> [Listed entries]:
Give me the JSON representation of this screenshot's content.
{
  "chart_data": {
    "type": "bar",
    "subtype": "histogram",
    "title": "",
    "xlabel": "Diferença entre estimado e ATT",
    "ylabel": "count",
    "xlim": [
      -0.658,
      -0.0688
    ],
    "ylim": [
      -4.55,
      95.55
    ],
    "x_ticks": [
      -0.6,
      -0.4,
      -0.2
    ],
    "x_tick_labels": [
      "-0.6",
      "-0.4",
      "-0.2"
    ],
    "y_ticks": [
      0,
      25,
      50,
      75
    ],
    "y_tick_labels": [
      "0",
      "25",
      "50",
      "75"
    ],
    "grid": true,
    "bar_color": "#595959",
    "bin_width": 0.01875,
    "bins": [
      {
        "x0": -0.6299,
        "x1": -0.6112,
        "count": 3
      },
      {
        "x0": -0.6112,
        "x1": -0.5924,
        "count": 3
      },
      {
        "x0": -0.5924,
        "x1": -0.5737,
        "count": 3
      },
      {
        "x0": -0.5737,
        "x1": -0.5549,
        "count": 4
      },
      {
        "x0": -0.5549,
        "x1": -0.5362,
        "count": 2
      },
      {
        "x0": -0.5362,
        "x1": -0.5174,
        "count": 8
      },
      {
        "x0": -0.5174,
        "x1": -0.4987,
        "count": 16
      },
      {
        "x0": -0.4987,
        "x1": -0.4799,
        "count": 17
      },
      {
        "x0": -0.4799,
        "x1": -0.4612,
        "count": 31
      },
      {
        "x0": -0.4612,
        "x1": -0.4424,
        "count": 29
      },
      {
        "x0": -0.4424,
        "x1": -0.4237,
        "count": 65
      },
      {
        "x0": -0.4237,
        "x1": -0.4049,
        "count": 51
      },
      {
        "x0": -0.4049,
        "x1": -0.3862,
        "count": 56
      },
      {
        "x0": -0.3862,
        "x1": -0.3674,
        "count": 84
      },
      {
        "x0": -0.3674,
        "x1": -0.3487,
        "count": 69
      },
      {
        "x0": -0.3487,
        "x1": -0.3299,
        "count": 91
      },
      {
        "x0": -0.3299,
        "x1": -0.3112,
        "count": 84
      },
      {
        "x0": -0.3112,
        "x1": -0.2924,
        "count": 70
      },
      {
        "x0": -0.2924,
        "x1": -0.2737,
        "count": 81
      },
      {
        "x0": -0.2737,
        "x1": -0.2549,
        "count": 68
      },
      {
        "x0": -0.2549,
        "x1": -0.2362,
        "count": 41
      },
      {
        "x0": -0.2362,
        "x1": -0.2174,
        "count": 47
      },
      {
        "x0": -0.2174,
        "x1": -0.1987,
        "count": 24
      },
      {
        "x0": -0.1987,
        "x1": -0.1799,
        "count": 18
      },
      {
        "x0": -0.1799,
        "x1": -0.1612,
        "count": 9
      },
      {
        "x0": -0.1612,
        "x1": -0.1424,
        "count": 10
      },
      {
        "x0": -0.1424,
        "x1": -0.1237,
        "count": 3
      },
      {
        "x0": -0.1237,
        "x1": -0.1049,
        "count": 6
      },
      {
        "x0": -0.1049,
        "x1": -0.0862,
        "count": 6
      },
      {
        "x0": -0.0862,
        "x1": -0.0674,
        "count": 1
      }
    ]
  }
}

> [What you are asked to do]:
Output the entries exactly.

> [Solution]:
Give me the JSON representation of this screenshot's content.
{
  "chart_data": {
    "type": "bar",
    "subtype": "histogram",
    "title": "",
    "xlabel": "Diferença entre estimado e ATT",
    "ylabel": "count",
    "xlim": [
      -0.658,
      -0.0688
    ],
    "ylim": [
      -4.55,
      95.55
    ],
    "x_ticks": [
      -0.6,
      -0.4,
      -0.2
    ],
    "x_tick_labels": [
      "-0.6",
      "-0.4",
      "-0.2"
    ],
    "y_ticks": [
      0,
      25,
      50,
      75
    ],
    "y_tick_labels": [
      "0",
      "25",
      "50",
      "75"
    ],
    "grid": true,
    "bar_color": "#595959",
    "bin_width": 0.01875,
    "bins": [
      {
        "x0": -0.6299,
        "x1": -0.6112,
        "count": 3
      },
      {
        "x0": -0.6112,
        "x1": -0.5924,
        "count": 3
      },
      {
        "x0": -0.5924,
        "x1": -0.5737,
        "count": 3
      },
      {
        "x0": -0.5737,
        "x1": -0.5549,
        "count": 4
      },
      {
        "x0": -0.5549,
        "x1": -0.5362,
        "count": 2
      },
      {
        "x0": -0.5362,
        "x1": -0.5174,
        "count": 8
      },
      {
        "x0": -0.5174,
        "x1": -0.4987,
        "count": 16
      },
      {
        "x0": -0.4987,
        "x1": -0.4799,
        "count": 17
      },
      {
        "x0": -0.4799,
        "x1": -0.4612,
        "count": 31
      },
      {
        "x0": -0.4612,
        "x1": -0.4424,
        "count": 29
      },
      {
        "x0": -0.4424,
        "x1": -0.4237,
        "count": 65
      },
      {
        "x0": -0.4237,
        "x1": -0.4049,
        "count": 51
      },
      {
        "x0": -0.4049,
        "x1": -0.3862,
        "count": 56
      },
      {
        "x0": -0.3862,
        "x1": -0.3674,
        "count": 84
      },
      {
        "x0": -0.3674,
        "x1": -0.3487,
        "count": 69
      },
      {
        "x0": -0.3487,
        "x1": -0.3299,
        "count": 91
      },
      {
        "x0": -0.3299,
        "x1": -0.3112,
        "count": 84
      },
      {
        "x0": -0.3112,
        "x1": -0.2924,
        "count": 70
      },
      {
        "x0": -0.2924,
        "x1": -0.2737,
        "count": 81
      },
      {
        "x0": -0.2737,
        "x1": -0.2549,
        "count": 68
      },
      {
        "x0": -0.2549,
        "x1": -0.2362,
        "count": 41
      },
      {
        "x0": -0.2362,
        "x1": -0.2174,
        "count": 47
      },
      {
        "x0": -0.2174,
        "x1": -0.1987,
        "count": 24
      },
      {
        "x0": -0.1987,
        "x1": -0.1799,
        "count": 18
      },
      {
        "x0": -0.1799,
        "x1": -0.1612,
        "count": 9
      },
      {
        "x0": -0.1612,
        "x1": -0.1424,
        "count": 10
      },
      {
        "x0": -0.1424,
        "x1": -0.1237,
        "count": 3
      },
      {
        "x0": -0.1237,
        "x1": -0.1049,
        "count": 6
      },
      {
        "x0": -0.1049,
        "x1": -0.0862,
        "count": 6
      },
      {
        "x0": -0.0862,
        "x1": -0.0674,
        "count": 1
      }
    ]
  }
}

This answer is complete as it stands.